= AIM =
Gather each line in the entries that includes the string "équation".

= EXCERPTED RECORDS =
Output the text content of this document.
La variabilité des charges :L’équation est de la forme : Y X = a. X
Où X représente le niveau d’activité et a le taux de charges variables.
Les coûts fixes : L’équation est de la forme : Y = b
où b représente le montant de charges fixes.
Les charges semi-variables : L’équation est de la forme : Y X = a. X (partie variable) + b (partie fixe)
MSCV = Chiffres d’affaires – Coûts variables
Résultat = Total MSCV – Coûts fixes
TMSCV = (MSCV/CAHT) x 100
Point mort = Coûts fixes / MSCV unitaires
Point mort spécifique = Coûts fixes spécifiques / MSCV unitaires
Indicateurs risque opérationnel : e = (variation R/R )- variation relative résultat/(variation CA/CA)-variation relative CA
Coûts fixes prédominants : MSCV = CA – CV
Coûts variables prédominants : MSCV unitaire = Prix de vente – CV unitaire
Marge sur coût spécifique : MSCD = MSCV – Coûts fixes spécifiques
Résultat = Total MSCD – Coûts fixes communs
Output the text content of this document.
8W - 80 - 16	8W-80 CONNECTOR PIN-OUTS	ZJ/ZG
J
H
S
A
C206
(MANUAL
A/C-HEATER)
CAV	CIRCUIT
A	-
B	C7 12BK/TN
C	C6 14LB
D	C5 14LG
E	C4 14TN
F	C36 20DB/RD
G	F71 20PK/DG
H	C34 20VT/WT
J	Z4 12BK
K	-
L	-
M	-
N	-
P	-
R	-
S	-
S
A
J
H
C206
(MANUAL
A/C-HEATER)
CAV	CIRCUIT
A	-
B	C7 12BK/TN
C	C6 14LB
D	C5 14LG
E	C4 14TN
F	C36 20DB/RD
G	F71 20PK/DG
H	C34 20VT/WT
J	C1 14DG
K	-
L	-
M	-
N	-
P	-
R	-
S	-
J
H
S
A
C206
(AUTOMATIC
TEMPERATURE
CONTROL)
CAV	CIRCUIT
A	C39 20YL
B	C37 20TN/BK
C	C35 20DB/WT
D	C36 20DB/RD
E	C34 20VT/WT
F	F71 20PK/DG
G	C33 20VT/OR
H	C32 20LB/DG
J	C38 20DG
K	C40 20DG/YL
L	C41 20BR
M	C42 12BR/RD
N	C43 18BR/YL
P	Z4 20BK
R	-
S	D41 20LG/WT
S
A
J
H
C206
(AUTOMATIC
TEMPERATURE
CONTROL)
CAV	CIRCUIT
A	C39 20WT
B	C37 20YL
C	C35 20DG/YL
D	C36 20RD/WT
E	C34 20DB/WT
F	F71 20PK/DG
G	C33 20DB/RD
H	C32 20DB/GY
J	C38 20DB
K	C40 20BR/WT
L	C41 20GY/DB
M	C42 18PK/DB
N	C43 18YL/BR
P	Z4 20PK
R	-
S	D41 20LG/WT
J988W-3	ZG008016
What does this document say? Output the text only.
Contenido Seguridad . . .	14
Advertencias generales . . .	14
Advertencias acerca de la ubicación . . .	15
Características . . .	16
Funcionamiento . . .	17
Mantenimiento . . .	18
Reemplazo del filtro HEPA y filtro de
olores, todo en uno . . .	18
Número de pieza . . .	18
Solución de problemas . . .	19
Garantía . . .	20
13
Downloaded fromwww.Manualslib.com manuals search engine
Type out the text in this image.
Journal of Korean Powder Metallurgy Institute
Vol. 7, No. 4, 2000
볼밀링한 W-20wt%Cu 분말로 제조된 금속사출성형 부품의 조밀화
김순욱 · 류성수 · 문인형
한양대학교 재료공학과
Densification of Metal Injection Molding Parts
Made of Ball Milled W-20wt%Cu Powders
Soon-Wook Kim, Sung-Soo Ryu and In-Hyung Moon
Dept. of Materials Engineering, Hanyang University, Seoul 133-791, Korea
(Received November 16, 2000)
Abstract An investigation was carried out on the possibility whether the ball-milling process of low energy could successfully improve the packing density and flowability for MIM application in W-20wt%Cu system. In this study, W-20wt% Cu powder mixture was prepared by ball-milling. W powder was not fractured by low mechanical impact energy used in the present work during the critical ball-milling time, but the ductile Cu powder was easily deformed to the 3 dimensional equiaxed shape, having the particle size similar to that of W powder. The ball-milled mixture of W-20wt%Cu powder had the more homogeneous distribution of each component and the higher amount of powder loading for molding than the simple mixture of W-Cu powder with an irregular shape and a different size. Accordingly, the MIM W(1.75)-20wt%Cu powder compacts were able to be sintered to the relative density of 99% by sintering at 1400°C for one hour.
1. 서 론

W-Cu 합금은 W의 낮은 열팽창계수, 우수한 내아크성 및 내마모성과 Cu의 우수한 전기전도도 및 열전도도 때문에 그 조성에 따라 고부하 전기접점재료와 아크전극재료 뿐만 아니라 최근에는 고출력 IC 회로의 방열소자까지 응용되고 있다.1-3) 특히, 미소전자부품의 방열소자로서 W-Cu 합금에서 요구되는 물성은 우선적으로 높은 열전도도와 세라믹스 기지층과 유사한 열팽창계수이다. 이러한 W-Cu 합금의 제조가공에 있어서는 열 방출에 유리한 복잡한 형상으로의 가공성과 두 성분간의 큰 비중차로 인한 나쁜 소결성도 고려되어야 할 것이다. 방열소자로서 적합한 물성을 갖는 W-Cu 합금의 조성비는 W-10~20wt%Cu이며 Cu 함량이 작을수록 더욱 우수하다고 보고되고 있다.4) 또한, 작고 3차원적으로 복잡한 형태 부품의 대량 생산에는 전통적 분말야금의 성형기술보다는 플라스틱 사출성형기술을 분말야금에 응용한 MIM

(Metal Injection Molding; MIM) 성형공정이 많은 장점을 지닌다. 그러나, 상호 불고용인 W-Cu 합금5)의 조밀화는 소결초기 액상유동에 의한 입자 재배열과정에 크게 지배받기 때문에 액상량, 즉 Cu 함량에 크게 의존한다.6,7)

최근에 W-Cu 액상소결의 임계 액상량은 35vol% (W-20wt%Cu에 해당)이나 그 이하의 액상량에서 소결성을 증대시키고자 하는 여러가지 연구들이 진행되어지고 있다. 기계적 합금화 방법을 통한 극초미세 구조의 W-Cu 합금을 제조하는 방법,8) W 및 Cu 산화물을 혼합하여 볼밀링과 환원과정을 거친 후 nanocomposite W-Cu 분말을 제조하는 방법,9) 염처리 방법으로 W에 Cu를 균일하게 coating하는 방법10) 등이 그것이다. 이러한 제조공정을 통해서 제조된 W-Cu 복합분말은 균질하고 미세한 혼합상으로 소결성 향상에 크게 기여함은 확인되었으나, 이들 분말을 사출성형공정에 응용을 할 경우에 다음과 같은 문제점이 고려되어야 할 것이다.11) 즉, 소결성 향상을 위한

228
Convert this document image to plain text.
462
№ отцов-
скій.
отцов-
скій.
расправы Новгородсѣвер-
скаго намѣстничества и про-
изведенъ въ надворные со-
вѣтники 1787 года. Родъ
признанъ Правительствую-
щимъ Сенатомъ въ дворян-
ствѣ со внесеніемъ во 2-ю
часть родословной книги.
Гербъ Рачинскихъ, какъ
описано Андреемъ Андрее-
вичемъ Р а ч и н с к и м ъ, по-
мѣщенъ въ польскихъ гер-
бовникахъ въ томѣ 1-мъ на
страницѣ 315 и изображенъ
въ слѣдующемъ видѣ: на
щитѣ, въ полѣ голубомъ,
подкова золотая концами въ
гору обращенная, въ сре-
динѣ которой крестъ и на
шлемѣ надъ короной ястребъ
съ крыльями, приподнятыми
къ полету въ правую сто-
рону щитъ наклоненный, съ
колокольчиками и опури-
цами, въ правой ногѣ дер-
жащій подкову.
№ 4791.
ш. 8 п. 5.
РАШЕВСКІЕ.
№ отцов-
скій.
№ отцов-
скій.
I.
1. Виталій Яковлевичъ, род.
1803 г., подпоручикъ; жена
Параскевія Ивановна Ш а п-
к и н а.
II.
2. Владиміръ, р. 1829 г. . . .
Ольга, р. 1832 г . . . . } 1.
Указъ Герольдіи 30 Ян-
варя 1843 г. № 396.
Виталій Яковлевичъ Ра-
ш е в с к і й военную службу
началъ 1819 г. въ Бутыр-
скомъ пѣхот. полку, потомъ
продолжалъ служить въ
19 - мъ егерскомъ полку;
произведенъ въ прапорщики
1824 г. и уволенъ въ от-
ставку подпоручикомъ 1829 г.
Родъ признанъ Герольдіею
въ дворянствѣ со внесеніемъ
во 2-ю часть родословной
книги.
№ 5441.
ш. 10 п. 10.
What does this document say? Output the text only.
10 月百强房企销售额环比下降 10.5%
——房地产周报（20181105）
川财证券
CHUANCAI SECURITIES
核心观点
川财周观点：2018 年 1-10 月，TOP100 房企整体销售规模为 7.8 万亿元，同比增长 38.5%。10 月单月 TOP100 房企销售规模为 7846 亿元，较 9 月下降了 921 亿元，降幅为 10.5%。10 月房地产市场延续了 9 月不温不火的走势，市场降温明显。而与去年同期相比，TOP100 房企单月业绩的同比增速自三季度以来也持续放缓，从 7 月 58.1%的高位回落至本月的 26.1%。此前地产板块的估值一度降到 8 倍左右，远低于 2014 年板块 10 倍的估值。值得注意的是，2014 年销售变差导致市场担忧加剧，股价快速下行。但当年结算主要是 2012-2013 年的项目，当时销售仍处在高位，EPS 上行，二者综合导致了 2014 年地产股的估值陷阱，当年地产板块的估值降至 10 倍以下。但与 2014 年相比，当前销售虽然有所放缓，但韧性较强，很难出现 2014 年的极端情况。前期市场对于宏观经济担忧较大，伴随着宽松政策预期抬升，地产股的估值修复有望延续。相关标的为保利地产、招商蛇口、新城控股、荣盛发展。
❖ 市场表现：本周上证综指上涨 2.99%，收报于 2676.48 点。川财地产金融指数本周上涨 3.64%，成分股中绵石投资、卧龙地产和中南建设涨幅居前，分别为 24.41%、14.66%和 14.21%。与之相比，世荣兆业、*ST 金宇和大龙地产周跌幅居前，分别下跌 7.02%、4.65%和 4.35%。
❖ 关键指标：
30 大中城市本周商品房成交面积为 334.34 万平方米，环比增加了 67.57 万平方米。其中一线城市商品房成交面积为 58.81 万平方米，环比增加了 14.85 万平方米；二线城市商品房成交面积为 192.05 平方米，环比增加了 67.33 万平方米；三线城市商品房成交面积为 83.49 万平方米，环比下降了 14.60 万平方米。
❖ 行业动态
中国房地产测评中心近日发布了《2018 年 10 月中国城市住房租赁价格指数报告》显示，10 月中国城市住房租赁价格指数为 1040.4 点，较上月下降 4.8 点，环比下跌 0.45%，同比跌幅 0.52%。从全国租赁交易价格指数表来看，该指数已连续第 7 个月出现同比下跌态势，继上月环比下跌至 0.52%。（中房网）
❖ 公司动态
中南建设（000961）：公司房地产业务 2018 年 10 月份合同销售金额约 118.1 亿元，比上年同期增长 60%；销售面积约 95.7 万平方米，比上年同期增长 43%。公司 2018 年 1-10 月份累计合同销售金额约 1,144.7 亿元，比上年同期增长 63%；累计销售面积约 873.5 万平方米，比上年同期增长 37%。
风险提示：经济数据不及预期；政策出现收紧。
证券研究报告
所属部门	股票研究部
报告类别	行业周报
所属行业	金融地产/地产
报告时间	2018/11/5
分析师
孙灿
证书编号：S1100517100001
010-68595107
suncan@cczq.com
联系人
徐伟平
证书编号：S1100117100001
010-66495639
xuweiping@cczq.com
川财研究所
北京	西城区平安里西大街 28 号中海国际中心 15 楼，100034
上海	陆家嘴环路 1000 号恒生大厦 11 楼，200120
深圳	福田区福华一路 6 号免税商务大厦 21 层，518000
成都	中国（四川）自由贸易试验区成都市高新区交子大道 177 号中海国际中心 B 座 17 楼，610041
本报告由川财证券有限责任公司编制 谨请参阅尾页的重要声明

= PROBLEM SOLUTION =
La variabilité des charges :L’équation est de la forme : Y X = a. X
Les coûts fixes : L’équation est de la forme : Y = b
Les charges semi-variables : L’équation est de la forme : Y X = a. X (partie variable) + b (partie fixe)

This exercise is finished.